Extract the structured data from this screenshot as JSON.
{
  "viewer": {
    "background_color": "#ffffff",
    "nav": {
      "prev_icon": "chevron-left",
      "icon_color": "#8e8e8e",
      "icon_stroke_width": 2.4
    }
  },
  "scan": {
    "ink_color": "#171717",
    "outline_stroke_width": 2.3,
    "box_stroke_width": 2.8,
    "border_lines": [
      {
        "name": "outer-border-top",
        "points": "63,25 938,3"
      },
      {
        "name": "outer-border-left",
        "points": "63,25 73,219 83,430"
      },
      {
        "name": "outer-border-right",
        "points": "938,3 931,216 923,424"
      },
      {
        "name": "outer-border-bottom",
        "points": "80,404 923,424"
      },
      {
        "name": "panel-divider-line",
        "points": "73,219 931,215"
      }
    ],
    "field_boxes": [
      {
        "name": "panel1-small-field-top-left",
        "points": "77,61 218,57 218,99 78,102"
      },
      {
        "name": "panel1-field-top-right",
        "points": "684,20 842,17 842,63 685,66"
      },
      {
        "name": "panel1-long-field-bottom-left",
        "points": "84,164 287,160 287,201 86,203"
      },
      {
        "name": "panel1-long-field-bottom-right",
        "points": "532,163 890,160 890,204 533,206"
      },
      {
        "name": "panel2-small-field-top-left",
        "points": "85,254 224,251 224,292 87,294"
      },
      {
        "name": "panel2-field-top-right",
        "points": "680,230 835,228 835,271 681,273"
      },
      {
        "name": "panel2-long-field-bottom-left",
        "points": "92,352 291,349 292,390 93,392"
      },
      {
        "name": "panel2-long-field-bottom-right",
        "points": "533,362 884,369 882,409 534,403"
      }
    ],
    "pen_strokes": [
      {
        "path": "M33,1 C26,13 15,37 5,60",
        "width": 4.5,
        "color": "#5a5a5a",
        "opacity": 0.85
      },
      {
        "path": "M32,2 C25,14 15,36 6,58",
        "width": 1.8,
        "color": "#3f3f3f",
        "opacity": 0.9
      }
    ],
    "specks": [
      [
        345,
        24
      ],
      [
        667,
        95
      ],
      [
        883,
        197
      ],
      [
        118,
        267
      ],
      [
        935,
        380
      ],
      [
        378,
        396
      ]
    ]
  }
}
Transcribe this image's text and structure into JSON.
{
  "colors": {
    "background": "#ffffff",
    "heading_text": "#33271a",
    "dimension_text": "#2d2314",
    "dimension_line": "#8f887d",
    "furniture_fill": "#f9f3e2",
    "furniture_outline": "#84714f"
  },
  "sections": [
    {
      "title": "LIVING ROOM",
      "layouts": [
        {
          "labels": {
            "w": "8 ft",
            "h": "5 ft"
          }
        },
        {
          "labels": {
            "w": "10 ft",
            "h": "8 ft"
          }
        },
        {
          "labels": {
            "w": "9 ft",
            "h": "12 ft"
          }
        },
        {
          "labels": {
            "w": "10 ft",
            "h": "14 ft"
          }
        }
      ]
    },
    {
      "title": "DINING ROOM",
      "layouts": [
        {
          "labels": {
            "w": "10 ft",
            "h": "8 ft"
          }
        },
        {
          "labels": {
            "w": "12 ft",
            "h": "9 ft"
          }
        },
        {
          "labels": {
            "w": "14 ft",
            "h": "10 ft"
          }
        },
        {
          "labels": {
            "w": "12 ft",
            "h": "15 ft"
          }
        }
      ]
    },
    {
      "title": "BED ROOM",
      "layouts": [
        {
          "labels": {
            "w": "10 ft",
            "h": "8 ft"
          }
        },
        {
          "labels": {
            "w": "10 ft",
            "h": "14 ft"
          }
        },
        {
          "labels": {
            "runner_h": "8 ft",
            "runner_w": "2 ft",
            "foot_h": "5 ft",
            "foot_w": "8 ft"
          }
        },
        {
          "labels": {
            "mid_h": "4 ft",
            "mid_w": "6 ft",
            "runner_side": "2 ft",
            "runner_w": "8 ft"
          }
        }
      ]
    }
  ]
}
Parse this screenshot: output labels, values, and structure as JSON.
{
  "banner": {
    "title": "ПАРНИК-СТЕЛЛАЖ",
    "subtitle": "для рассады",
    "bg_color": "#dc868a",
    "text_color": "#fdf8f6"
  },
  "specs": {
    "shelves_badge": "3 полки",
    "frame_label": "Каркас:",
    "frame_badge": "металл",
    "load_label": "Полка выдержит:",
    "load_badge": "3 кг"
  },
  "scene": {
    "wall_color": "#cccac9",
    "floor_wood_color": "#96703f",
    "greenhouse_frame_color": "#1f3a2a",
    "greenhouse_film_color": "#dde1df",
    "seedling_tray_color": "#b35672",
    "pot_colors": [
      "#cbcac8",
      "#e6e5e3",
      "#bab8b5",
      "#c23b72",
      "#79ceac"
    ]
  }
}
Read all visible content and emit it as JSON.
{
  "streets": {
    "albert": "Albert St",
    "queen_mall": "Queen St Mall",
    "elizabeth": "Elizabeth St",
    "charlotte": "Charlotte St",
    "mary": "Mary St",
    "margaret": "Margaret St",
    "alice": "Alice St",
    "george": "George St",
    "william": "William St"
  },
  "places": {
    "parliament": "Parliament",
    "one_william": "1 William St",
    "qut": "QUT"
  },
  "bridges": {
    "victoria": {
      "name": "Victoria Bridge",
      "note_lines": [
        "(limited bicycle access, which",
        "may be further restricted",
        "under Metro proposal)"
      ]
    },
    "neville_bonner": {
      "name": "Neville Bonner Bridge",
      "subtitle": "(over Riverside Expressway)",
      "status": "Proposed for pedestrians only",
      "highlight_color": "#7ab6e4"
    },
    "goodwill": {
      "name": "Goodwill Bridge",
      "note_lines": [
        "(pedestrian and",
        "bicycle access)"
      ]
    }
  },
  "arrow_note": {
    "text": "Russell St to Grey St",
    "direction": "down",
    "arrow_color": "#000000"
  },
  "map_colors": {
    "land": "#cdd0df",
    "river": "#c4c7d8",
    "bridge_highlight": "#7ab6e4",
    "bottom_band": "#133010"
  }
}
---*---
▶ [WHAT NEEDS TO BE DONE] From the listing, copy each line containing the word "small".

▶ [CORRECT RESULT]
        "name": "panel1-small-field-top-left",
        "name": "panel2-small-field-top-left",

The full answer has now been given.